[[ INFORMATION GIVEN, beginning ]]

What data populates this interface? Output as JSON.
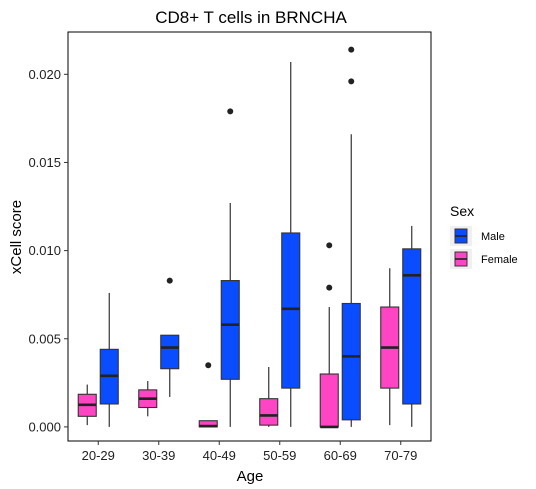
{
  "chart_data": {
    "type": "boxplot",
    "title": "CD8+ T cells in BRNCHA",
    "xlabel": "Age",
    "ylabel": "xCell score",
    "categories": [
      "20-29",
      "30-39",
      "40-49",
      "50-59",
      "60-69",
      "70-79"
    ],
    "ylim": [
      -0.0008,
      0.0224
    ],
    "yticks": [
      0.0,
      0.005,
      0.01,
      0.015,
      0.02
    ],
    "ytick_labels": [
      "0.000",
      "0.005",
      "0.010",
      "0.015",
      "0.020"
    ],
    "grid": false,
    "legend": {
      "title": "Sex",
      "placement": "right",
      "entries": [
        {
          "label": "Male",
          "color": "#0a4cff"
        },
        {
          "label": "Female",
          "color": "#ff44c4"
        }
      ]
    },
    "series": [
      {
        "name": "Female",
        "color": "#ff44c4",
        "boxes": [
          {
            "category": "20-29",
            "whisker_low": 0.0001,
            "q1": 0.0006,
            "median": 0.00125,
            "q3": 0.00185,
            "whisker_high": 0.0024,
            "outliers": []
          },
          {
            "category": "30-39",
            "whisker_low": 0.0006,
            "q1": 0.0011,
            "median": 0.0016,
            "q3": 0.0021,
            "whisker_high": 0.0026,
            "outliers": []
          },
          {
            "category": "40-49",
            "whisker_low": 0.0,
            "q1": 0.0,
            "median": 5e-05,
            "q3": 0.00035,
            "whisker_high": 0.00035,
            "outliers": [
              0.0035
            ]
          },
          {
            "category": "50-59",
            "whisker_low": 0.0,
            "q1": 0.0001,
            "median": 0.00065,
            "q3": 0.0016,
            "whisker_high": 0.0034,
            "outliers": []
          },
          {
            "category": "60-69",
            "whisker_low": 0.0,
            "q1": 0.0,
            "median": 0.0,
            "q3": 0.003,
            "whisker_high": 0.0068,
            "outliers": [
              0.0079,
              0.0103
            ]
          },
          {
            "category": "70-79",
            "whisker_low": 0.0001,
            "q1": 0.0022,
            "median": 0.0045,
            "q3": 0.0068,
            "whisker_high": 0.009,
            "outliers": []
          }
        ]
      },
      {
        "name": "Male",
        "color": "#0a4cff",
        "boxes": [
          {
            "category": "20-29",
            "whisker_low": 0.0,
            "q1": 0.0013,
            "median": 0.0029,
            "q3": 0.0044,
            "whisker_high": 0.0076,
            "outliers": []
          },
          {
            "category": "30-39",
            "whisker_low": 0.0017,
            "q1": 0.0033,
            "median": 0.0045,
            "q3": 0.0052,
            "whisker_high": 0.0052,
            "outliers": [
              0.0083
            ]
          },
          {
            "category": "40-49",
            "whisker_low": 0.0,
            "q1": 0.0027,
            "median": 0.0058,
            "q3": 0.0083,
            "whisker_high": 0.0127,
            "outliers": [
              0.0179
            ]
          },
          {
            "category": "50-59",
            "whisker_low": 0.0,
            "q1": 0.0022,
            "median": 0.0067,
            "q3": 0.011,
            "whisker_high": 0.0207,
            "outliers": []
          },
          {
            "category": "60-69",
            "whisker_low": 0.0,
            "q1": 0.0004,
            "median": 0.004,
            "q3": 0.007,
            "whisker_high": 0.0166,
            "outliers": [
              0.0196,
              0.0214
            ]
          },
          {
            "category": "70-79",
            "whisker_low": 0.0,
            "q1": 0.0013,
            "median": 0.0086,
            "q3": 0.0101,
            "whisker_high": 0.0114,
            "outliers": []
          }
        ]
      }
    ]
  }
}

[[ INFORMATION GIVEN, end ]]

▶ [WHAT YOU SHOULD DO]: What are the lines of the data above that include the string "color"? Copy them.

▶ [EXERCISE RESULT]:
          "color": "#0a4cff"
          "color": "#ff44c4"
        "color": "#ff44c4",
        "color": "#0a4cff",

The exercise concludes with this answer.